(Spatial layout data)
----------------------------------------

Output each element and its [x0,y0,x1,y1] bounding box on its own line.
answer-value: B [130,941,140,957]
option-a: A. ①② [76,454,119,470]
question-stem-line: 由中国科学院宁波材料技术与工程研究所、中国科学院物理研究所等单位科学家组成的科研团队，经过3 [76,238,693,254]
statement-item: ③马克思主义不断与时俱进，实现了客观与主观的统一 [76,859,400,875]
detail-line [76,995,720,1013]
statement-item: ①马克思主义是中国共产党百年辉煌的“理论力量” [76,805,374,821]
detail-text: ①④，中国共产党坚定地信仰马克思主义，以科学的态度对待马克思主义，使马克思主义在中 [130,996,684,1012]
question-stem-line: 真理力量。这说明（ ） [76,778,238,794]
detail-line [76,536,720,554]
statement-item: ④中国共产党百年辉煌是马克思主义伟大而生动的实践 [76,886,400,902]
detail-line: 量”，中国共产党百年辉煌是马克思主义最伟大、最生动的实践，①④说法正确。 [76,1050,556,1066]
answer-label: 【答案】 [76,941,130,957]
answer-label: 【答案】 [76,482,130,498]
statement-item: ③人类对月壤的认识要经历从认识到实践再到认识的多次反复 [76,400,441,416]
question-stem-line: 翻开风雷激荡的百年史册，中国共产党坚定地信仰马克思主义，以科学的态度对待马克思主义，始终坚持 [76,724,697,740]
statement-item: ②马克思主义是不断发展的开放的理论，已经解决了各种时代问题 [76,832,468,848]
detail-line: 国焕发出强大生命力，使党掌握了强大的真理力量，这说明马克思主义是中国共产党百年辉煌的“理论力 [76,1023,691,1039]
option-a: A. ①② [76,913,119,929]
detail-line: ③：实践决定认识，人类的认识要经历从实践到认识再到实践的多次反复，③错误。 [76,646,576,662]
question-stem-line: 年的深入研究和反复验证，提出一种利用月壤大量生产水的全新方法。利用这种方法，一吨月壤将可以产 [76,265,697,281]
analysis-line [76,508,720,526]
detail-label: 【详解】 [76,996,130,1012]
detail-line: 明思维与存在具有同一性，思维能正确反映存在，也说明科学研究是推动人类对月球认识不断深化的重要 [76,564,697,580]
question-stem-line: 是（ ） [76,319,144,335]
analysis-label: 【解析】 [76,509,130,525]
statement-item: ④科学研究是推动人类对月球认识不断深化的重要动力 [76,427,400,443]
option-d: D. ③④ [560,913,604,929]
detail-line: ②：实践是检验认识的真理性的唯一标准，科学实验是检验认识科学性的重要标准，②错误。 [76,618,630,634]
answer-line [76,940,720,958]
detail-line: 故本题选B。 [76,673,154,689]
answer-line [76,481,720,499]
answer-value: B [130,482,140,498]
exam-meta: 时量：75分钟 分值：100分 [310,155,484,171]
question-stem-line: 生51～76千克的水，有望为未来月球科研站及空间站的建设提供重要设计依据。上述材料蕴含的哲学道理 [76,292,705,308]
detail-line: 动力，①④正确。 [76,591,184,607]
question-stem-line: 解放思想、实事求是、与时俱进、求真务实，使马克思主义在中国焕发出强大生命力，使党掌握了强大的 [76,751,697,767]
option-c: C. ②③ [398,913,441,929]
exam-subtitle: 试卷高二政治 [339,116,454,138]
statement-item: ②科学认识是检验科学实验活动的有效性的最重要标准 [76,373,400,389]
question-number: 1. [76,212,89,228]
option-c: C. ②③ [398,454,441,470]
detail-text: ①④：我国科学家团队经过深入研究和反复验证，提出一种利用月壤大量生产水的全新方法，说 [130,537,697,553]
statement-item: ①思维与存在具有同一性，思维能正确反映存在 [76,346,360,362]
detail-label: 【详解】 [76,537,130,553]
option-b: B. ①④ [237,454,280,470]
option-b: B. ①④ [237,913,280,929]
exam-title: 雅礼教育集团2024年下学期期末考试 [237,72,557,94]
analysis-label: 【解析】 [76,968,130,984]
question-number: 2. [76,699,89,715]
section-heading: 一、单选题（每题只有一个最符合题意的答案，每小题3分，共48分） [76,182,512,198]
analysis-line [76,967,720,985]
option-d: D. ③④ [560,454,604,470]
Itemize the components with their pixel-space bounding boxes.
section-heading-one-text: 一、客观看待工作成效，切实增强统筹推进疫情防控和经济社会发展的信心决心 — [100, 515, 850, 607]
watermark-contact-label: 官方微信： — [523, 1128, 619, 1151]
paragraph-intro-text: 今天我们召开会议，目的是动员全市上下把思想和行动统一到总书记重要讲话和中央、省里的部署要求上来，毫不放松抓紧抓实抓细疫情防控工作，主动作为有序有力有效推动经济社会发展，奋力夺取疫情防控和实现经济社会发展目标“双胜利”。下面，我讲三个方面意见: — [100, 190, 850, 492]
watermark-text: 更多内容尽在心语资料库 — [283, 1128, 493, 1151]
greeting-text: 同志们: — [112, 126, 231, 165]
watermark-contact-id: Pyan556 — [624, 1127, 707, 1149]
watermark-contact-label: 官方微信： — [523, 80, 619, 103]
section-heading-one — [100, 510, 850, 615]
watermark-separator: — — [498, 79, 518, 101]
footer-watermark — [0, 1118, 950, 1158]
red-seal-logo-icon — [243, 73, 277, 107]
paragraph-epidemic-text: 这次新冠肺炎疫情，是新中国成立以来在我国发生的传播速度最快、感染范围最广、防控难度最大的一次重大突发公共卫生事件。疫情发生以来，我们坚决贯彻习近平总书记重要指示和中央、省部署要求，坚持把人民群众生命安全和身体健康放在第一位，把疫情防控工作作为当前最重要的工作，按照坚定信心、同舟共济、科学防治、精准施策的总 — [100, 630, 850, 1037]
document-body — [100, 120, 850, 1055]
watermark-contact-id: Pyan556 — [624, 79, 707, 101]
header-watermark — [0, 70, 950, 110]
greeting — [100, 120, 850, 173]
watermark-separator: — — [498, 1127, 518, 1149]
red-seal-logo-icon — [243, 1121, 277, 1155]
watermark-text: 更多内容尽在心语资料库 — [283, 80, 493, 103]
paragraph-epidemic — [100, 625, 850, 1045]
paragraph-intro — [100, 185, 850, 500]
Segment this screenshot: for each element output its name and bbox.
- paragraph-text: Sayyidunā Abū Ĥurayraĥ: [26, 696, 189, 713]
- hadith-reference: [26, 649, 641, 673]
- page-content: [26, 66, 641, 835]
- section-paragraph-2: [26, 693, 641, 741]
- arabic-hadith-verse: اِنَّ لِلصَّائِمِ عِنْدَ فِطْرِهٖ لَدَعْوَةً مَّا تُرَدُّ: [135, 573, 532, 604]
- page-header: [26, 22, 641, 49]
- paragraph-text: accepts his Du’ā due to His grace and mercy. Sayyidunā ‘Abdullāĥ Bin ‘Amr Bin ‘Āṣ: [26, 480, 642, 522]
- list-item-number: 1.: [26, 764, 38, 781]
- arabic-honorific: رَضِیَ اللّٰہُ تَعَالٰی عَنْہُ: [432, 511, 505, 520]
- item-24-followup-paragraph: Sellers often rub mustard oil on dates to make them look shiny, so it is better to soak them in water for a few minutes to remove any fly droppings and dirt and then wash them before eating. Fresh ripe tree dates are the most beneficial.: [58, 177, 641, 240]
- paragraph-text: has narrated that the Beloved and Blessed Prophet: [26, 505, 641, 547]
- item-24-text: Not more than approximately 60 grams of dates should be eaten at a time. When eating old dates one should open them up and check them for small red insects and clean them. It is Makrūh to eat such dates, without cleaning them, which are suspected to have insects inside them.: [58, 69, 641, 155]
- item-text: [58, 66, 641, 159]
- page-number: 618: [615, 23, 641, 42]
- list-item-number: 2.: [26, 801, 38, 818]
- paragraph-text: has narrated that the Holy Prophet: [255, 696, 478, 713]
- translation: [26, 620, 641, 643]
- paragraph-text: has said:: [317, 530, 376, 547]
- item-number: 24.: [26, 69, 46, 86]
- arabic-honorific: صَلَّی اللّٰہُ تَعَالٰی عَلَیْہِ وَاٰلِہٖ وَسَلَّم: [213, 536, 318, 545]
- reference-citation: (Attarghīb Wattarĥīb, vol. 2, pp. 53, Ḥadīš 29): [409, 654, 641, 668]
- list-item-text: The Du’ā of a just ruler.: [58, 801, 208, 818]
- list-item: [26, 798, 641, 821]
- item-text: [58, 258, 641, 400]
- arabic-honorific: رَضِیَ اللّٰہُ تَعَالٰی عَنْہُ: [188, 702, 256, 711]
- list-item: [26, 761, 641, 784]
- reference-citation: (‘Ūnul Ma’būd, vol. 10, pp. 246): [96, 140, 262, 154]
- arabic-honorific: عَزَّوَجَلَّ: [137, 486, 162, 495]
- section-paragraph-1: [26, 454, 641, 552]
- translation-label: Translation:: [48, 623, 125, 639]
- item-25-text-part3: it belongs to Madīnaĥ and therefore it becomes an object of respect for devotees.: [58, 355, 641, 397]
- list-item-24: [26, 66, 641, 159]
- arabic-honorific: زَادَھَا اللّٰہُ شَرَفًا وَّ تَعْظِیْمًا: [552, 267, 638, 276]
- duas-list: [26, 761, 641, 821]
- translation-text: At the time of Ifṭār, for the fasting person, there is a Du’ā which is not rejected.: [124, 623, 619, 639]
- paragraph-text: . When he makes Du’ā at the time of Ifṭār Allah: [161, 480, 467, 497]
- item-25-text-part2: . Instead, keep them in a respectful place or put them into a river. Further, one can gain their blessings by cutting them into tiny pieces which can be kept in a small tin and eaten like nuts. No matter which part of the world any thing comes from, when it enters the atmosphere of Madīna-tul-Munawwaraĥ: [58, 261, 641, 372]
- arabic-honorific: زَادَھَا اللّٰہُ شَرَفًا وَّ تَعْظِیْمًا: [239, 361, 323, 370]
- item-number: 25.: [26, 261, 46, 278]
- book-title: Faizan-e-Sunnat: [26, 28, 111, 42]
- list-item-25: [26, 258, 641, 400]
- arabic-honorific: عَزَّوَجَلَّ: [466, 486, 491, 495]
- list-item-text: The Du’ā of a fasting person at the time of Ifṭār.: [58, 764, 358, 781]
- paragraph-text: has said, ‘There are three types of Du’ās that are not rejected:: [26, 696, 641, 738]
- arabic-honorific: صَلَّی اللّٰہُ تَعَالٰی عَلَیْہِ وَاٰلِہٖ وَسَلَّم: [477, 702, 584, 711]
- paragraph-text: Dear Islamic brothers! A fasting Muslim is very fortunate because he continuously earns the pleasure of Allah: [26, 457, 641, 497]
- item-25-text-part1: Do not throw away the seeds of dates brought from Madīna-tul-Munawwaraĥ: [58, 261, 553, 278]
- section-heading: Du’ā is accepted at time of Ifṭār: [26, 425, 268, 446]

----------------------------------------

* [REQUIREMENTS]: Rename "statement-item" to "numbered-statement" in the data from its start through the line containing "option-b: B. ①④ [237,454,280,470]", inclusive. Give those lines again with everything else unchanged.

* [EXERCISE OUTPUT]:
Output each element and its [x0,y0,x1,y1] bounding box on its own line.
answer-value: B [130,941,140,957]
option-a: A. ①② [76,454,119,470]
question-stem-line: 由中国科学院宁波材料技术与工程研究所、中国科学院物理研究所等单位科学家组成的科研团队，经过3 [76,238,693,254]
numbered-statement: ③马克思主义不断与时俱进，实现了客观与主观的统一 [76,859,400,875]
detail-line [76,995,720,1013]
numbered-statement: ①马克思主义是中国共产党百年辉煌的“理论力量” [76,805,374,821]
detail-text: ①④，中国共产党坚定地信仰马克思主义，以科学的态度对待马克思主义，使马克思主义在中 [130,996,684,1012]
question-stem-line: 真理力量。这说明（ ） [76,778,238,794]
detail-line [76,536,720,554]
numbered-statement: ④中国共产党百年辉煌是马克思主义伟大而生动的实践 [76,886,400,902]
detail-line: 量”，中国共产党百年辉煌是马克思主义最伟大、最生动的实践，①④说法正确。 [76,1050,556,1066]
answer-label: 【答案】 [76,941,130,957]
answer-label: 【答案】 [76,482,130,498]
numbered-statement: ③人类对月壤的认识要经历从认识到实践再到认识的多次反复 [76,400,441,416]
question-stem-line: 翻开风雷激荡的百年史册，中国共产党坚定地信仰马克思主义，以科学的态度对待马克思主义，始终坚持 [76,724,697,740]
numbered-statement: ②马克思主义是不断发展的开放的理论，已经解决了各种时代问题 [76,832,468,848]
detail-line: 国焕发出强大生命力，使党掌握了强大的真理力量，这说明马克思主义是中国共产党百年辉煌的“理论力 [76,1023,691,1039]
option-a: A. ①② [76,913,119,929]
detail-line: ③：实践决定认识，人类的认识要经历从实践到认识再到实践的多次反复，③错误。 [76,646,576,662]
question-stem-line: 年的深入研究和反复验证，提出一种利用月壤大量生产水的全新方法。利用这种方法，一吨月壤将可以产 [76,265,697,281]
analysis-line [76,508,720,526]
detail-label: 【详解】 [76,996,130,1012]
detail-line: 明思维与存在具有同一性，思维能正确反映存在，也说明科学研究是推动人类对月球认识不断深化的重要 [76,564,697,580]
question-stem-line: 是（ ） [76,319,144,335]
analysis-label: 【解析】 [76,509,130,525]
numbered-statement: ④科学研究是推动人类对月球认识不断深化的重要动力 [76,427,400,443]
option-d: D. ③④ [560,913,604,929]
detail-line: ②：实践是检验认识的真理性的唯一标准，科学实验是检验认识科学性的重要标准，②错误。 [76,618,630,634]
answer-line [76,940,720,958]
detail-line: 故本题选B。 [76,673,154,689]
answer-line [76,481,720,499]
answer-value: B [130,482,140,498]
exam-meta: 时量：75分钟 分值：100分 [310,155,484,171]
question-stem-line: 生51～76千克的水，有望为未来月球科研站及空间站的建设提供重要设计依据。上述材料蕴含的哲学道理 [76,292,705,308]
detail-line: 动力，①④正确。 [76,591,184,607]
question-stem-line: 解放思想、实事求是、与时俱进、求真务实，使马克思主义在中国焕发出强大生命力，使党掌握了强大的 [76,751,697,767]
option-c: C. ②③ [398,913,441,929]
exam-subtitle: 试卷高二政治 [339,116,454,138]
numbered-statement: ②科学认识是检验科学实验活动的有效性的最重要标准 [76,373,400,389]
question-number: 1. [76,212,89,228]
option-c: C. ②③ [398,454,441,470]
detail-text: ①④：我国科学家团队经过深入研究和反复验证，提出一种利用月壤大量生产水的全新方法，说 [130,537,697,553]
numbered-statement: ①思维与存在具有同一性，思维能正确反映存在 [76,346,360,362]
detail-label: 【详解】 [76,537,130,553]
option-b: B. ①④ [237,454,280,470]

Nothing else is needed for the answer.